The request →
Find how many lines contain the word "this" and state that number alone.

• • •

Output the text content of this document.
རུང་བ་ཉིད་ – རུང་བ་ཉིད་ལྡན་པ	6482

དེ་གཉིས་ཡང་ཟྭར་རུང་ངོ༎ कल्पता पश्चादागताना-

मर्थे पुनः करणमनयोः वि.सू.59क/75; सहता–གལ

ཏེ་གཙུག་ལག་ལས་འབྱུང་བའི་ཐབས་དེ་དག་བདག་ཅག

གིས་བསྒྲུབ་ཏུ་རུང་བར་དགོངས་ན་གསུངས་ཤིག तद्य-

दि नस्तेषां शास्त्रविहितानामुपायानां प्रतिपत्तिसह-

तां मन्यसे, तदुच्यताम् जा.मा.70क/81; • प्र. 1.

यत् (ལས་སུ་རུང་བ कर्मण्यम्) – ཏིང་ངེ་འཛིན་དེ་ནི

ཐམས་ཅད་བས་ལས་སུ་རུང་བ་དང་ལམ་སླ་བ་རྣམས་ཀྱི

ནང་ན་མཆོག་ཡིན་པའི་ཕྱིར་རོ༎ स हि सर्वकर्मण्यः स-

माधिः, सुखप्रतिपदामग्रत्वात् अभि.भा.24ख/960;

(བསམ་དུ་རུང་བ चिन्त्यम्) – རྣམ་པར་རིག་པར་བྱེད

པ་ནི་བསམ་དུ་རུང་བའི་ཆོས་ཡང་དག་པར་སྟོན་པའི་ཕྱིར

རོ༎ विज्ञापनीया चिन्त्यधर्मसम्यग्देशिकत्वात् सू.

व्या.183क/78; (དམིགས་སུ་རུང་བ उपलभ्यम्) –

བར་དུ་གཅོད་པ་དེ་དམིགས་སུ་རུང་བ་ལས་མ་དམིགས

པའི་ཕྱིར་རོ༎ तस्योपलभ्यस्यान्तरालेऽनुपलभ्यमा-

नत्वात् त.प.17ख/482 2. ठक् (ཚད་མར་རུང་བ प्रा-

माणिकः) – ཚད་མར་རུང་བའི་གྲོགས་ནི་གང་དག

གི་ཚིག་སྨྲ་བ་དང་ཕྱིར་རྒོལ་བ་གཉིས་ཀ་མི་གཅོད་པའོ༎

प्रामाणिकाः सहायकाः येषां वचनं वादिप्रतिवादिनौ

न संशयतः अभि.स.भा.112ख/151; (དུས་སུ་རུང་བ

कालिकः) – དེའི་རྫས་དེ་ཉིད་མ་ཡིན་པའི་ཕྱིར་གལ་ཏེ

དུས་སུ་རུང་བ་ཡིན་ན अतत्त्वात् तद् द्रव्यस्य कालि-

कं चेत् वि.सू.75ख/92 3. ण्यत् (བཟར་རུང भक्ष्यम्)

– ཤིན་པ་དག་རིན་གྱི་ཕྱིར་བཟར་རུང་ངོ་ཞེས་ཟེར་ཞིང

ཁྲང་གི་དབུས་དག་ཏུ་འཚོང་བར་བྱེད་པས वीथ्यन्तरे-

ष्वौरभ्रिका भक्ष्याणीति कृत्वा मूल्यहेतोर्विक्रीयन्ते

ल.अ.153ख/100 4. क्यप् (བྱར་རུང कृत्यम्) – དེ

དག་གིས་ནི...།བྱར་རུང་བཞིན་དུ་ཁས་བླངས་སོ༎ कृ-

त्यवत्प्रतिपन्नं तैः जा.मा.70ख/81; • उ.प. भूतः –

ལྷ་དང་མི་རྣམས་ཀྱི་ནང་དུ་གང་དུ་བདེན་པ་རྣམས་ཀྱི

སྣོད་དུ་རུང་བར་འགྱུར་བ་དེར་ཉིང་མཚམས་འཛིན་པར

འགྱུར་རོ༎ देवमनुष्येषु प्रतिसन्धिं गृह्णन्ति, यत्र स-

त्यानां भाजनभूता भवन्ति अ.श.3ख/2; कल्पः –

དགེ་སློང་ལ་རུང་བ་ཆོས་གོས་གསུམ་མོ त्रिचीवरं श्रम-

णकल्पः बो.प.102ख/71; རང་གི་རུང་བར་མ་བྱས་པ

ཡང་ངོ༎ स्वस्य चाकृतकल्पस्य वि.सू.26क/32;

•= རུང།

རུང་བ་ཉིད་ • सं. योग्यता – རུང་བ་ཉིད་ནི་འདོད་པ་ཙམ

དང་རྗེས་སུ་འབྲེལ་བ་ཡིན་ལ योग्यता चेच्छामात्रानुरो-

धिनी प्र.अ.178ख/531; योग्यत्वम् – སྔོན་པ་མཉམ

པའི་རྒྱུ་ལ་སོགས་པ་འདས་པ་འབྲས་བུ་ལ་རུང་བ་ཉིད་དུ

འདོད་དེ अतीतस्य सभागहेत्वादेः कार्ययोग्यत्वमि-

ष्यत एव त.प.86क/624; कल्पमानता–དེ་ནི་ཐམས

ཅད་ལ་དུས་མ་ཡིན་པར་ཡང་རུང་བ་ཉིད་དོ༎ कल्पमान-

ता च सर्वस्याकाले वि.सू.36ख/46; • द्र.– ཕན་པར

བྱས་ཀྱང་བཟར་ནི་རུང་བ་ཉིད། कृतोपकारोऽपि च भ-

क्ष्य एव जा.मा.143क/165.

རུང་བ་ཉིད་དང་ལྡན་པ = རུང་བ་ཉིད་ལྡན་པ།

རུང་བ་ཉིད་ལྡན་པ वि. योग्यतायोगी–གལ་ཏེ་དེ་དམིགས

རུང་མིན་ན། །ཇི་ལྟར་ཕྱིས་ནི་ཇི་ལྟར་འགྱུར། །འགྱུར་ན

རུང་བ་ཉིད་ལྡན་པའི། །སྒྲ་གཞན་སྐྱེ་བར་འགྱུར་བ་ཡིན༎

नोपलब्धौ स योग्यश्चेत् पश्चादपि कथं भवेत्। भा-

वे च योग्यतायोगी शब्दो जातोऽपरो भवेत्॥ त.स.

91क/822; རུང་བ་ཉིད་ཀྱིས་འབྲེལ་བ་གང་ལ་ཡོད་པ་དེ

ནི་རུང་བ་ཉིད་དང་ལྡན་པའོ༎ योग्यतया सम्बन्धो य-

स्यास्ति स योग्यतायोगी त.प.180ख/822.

• • •

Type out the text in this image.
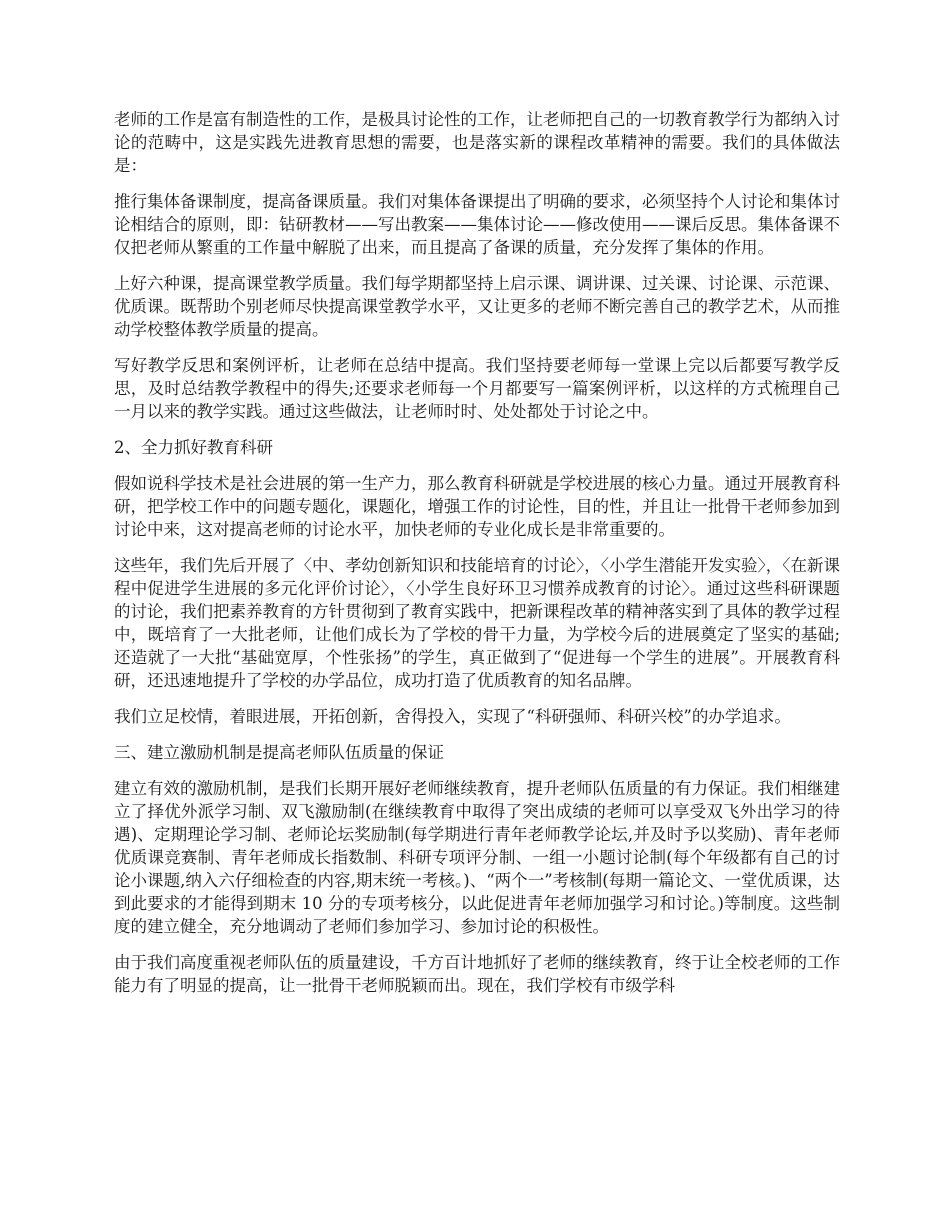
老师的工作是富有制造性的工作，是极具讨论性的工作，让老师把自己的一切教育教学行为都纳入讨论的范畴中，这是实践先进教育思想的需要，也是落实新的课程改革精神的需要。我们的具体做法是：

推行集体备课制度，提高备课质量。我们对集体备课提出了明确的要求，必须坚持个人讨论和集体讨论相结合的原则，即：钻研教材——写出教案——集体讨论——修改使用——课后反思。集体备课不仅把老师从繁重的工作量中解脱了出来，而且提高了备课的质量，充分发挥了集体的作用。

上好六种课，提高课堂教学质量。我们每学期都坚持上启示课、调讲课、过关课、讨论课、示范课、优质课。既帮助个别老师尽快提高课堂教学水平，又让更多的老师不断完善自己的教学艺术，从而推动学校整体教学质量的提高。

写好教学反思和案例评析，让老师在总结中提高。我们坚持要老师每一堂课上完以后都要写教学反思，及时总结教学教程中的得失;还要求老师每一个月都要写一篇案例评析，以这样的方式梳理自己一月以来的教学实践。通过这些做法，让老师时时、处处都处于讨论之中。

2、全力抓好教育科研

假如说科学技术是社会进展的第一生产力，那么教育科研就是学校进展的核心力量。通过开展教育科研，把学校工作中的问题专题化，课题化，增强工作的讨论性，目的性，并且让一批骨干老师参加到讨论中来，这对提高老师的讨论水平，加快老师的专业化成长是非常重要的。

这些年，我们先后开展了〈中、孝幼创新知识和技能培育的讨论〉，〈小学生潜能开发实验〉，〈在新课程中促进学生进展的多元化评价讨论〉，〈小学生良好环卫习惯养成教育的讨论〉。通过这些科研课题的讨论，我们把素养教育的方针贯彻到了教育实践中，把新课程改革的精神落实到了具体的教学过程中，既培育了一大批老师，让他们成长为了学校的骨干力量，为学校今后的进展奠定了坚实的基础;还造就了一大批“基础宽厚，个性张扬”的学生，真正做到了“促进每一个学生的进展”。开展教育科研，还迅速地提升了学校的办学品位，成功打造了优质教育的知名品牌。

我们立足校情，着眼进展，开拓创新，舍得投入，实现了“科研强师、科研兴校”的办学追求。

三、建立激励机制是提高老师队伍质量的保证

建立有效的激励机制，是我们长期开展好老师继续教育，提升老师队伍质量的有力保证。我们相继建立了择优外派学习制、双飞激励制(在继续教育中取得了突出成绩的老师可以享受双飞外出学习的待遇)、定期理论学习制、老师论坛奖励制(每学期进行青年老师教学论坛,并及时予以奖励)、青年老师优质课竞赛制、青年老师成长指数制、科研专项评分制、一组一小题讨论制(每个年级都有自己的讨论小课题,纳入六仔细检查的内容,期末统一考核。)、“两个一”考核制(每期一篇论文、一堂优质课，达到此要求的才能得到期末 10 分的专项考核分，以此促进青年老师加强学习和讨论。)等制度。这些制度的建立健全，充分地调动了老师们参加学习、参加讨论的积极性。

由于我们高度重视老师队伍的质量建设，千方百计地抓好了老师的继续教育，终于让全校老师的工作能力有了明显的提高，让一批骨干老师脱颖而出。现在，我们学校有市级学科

• • •

Full solution →
2